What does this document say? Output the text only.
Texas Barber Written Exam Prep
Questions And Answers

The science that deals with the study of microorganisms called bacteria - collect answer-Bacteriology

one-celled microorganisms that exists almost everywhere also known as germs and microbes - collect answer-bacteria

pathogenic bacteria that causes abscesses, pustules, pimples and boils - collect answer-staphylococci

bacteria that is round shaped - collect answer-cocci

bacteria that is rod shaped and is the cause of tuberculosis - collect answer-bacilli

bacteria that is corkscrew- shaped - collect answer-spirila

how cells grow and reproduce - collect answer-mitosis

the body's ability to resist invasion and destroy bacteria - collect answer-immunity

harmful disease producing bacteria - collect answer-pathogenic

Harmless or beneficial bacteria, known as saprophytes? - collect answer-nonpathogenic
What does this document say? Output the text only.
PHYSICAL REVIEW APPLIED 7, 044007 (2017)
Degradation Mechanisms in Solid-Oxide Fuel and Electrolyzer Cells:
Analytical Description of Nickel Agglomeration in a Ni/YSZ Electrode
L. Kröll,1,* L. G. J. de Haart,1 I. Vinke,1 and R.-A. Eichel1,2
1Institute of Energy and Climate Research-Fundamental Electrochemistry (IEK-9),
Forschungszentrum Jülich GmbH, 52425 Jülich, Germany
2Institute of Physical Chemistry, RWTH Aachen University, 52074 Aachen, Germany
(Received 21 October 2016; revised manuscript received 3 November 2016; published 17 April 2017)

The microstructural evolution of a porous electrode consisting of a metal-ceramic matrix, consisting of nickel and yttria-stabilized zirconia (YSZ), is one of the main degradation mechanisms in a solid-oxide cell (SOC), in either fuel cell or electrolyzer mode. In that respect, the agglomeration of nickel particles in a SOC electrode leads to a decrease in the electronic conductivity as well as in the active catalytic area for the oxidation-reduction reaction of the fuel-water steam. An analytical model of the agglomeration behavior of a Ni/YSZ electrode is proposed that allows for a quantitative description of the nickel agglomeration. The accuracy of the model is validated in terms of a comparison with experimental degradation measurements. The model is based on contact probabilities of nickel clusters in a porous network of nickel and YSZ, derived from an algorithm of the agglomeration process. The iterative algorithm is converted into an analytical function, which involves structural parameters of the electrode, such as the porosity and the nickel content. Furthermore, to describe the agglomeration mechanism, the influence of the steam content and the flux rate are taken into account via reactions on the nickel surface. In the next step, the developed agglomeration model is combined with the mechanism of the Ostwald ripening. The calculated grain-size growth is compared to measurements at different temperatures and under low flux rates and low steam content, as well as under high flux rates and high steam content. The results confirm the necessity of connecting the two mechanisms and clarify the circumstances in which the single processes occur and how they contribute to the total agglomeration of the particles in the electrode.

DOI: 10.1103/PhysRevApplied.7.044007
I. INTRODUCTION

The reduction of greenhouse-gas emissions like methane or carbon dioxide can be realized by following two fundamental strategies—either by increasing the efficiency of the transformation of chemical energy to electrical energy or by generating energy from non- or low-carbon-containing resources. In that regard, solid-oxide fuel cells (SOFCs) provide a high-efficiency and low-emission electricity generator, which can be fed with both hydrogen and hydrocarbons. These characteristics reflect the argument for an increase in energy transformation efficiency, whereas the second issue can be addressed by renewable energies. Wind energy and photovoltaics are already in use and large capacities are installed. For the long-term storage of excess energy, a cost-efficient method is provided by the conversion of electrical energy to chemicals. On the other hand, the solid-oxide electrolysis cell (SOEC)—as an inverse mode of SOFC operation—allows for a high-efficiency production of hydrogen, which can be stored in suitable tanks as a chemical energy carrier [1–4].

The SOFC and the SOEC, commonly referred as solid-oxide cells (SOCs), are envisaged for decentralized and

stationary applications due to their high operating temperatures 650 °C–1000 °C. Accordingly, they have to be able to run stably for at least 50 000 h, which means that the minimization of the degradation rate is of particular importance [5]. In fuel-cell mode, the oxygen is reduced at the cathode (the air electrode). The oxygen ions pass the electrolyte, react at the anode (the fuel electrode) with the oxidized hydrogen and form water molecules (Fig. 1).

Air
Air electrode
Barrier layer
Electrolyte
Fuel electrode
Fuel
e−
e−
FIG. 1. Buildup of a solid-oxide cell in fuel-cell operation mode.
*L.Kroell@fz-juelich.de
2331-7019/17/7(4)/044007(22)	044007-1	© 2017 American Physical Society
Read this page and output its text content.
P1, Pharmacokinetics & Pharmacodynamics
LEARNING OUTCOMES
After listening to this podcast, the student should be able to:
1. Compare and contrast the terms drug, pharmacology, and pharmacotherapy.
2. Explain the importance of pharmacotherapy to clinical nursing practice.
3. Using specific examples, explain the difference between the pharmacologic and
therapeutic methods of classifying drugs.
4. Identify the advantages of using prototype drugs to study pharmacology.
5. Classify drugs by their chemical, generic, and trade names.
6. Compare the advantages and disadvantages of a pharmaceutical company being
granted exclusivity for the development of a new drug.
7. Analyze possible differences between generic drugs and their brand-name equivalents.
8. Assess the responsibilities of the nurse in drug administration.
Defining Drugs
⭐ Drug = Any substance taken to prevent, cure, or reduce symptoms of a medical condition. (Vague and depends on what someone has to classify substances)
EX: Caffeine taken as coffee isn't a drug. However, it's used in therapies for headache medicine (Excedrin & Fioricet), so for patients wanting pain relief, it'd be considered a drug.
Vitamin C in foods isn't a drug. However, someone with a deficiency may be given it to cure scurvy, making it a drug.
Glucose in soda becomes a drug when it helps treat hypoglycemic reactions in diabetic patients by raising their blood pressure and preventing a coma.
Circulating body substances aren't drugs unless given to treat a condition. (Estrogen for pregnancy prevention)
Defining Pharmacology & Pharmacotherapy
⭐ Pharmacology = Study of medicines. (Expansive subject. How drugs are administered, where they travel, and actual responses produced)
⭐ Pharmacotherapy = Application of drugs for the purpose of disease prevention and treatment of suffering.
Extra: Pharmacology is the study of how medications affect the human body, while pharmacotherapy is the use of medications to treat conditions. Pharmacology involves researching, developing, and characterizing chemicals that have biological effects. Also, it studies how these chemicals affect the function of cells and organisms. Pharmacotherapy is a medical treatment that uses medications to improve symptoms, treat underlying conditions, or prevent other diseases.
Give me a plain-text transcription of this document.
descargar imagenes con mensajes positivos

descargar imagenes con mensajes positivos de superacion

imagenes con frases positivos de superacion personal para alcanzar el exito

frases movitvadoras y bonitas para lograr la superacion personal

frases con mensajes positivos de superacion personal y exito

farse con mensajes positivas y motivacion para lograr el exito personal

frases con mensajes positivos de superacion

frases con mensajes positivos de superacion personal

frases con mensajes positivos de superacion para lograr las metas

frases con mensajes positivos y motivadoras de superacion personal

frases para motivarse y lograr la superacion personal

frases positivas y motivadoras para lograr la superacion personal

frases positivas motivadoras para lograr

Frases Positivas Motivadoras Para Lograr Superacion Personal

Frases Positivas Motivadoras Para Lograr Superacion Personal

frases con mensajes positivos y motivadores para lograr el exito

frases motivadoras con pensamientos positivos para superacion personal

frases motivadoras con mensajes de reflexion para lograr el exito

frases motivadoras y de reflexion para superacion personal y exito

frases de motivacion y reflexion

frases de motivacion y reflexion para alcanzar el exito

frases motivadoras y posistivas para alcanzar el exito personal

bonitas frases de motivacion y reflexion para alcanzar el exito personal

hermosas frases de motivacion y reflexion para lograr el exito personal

■ ■ ■ ■

Down to the last character, restate every record.

What does this document say? Output the text only.
Texas Barber Written Exam Prep
Questions And Answers

The science that deals with the study of microorganisms called bacteria - collect answer-Bacteriology

one-celled microorganisms that exists almost everywhere also known as germs and microbes - collect answer-bacteria

pathogenic bacteria that causes abscesses, pustules, pimples and boils - collect answer-staphylococci

bacteria that is round shaped - collect answer-cocci

bacteria that is rod shaped and is the cause of tuberculosis - collect answer-bacilli

bacteria that is corkscrew- shaped - collect answer-spirila

how cells grow and reproduce - collect answer-mitosis

the body's ability to resist invasion and destroy bacteria - collect answer-immunity

harmful disease producing bacteria - collect answer-pathogenic

Harmless or beneficial bacteria, known as saprophytes? - collect answer-nonpathogenic
What does this document say? Output the text only.
PHYSICAL REVIEW APPLIED 7, 044007 (2017)
Degradation Mechanisms in Solid-Oxide Fuel and Electrolyzer Cells:
Analytical Description of Nickel Agglomeration in a Ni/YSZ Electrode
L. Kröll,1,* L. G. J. de Haart,1 I. Vinke,1 and R.-A. Eichel1,2
1Institute of Energy and Climate Research-Fundamental Electrochemistry (IEK-9),
Forschungszentrum Jülich GmbH, 52425 Jülich, Germany
2Institute of Physical Chemistry, RWTH Aachen University, 52074 Aachen, Germany
(Received 21 October 2016; revised manuscript received 3 November 2016; published 17 April 2017)

The microstructural evolution of a porous electrode consisting of a metal-ceramic matrix, consisting of nickel and yttria-stabilized zirconia (YSZ), is one of the main degradation mechanisms in a solid-oxide cell (SOC), in either fuel cell or electrolyzer mode. In that respect, the agglomeration of nickel particles in a SOC electrode leads to a decrease in the electronic conductivity as well as in the active catalytic area for the oxidation-reduction reaction of the fuel-water steam. An analytical model of the agglomeration behavior of a Ni/YSZ electrode is proposed that allows for a quantitative description of the nickel agglomeration. The accuracy of the model is validated in terms of a comparison with experimental degradation measurements. The model is based on contact probabilities of nickel clusters in a porous network of nickel and YSZ, derived from an algorithm of the agglomeration process. The iterative algorithm is converted into an analytical function, which involves structural parameters of the electrode, such as the porosity and the nickel content. Furthermore, to describe the agglomeration mechanism, the influence of the steam content and the flux rate are taken into account via reactions on the nickel surface. In the next step, the developed agglomeration model is combined with the mechanism of the Ostwald ripening. The calculated grain-size growth is compared to measurements at different temperatures and under low flux rates and low steam content, as well as under high flux rates and high steam content. The results confirm the necessity of connecting the two mechanisms and clarify the circumstances in which the single processes occur and how they contribute to the total agglomeration of the particles in the electrode.

DOI: 10.1103/PhysRevApplied.7.044007
I. INTRODUCTION

The reduction of greenhouse-gas emissions like methane or carbon dioxide can be realized by following two fundamental strategies—either by increasing the efficiency of the transformation of chemical energy to electrical energy or by generating energy from non- or low-carbon-containing resources. In that regard, solid-oxide fuel cells (SOFCs) provide a high-efficiency and low-emission electricity generator, which can be fed with both hydrogen and hydrocarbons. These characteristics reflect the argument for an increase in energy transformation efficiency, whereas the second issue can be addressed by renewable energies. Wind energy and photovoltaics are already in use and large capacities are installed. For the long-term storage of excess energy, a cost-efficient method is provided by the conversion of electrical energy to chemicals. On the other hand, the solid-oxide electrolysis cell (SOEC)—as an inverse mode of SOFC operation—allows for a high-efficiency production of hydrogen, which can be stored in suitable tanks as a chemical energy carrier [1–4].

The SOFC and the SOEC, commonly referred as solid-oxide cells (SOCs), are envisaged for decentralized and

stationary applications due to their high operating temperatures 650 °C–1000 °C. Accordingly, they have to be able to run stably for at least 50 000 h, which means that the minimization of the degradation rate is of particular importance [5]. In fuel-cell mode, the oxygen is reduced at the cathode (the air electrode). The oxygen ions pass the electrolyte, react at the anode (the fuel electrode) with the oxidized hydrogen and form water molecules (Fig. 1).

Air
Air electrode
Barrier layer
Electrolyte
Fuel electrode
Fuel
e−
e−
FIG. 1. Buildup of a solid-oxide cell in fuel-cell operation mode.
*L.Kroell@fz-juelich.de
2331-7019/17/7(4)/044007(22)	044007-1	© 2017 American Physical Society
Read this page and output its text content.
P1, Pharmacokinetics & Pharmacodynamics
LEARNING OUTCOMES
After listening to this podcast, the student should be able to:
1. Compare and contrast the terms drug, pharmacology, and pharmacotherapy.
2. Explain the importance of pharmacotherapy to clinical nursing practice.
3. Using specific examples, explain the difference between the pharmacologic and
therapeutic methods of classifying drugs.
4. Identify the advantages of using prototype drugs to study pharmacology.
5. Classify drugs by their chemical, generic, and trade names.
6. Compare the advantages and disadvantages of a pharmaceutical company being
granted exclusivity for the development of a new drug.
7. Analyze possible differences between generic drugs and their brand-name equivalents.
8. Assess the responsibilities of the nurse in drug administration.
Defining Drugs
⭐ Drug = Any substance taken to prevent, cure, or reduce symptoms of a medical condition. (Vague and depends on what someone has to classify substances)
EX: Caffeine taken as coffee isn't a drug. However, it's used in therapies for headache medicine (Excedrin & Fioricet), so for patients wanting pain relief, it'd be considered a drug.
Vitamin C in foods isn't a drug. However, someone with a deficiency may be given it to cure scurvy, making it a drug.
Glucose in soda becomes a drug when it helps treat hypoglycemic reactions in diabetic patients by raising their blood pressure and preventing a coma.
Circulating body substances aren't drugs unless given to treat a condition. (Estrogen for pregnancy prevention)
Defining Pharmacology & Pharmacotherapy
⭐ Pharmacology = Study of medicines. (Expansive subject. How drugs are administered, where they travel, and actual responses produced)
⭐ Pharmacotherapy = Application of drugs for the purpose of disease prevention and treatment of suffering.
Extra: Pharmacology is the study of how medications affect the human body, while pharmacotherapy is the use of medications to treat conditions. Pharmacology involves researching, developing, and characterizing chemicals that have biological effects. Also, it studies how these chemicals affect the function of cells and organisms. Pharmacotherapy is a medical treatment that uses medications to improve symptoms, treat underlying conditions, or prevent other diseases.
Give me a plain-text transcription of this document.
descargar imagenes con mensajes positivos

descargar imagenes con mensajes positivos de superacion

imagenes con frases positivos de superacion personal para alcanzar el exito

frases movitvadoras y bonitas para lograr la superacion personal

frases con mensajes positivos de superacion personal y exito

farse con mensajes positivas y motivacion para lograr el exito personal

frases con mensajes positivos de superacion

frases con mensajes positivos de superacion personal

frases con mensajes positivos de superacion para lograr las metas

frases con mensajes positivos y motivadoras de superacion personal

frases para motivarse y lograr la superacion personal

frases positivas y motivadoras para lograr la superacion personal

frases positivas motivadoras para lograr

Frases Positivas Motivadoras Para Lograr Superacion Personal

Frases Positivas Motivadoras Para Lograr Superacion Personal

frases con mensajes positivos y motivadores para lograr el exito

frases motivadoras con pensamientos positivos para superacion personal

frases motivadoras con mensajes de reflexion para lograr el exito

frases motivadoras y de reflexion para superacion personal y exito

frases de motivacion y reflexion

frases de motivacion y reflexion para alcanzar el exito

frases motivadoras y posistivas para alcanzar el exito personal

bonitas frases de motivacion y reflexion para alcanzar el exito personal

hermosas frases de motivacion y reflexion para lograr el exito personal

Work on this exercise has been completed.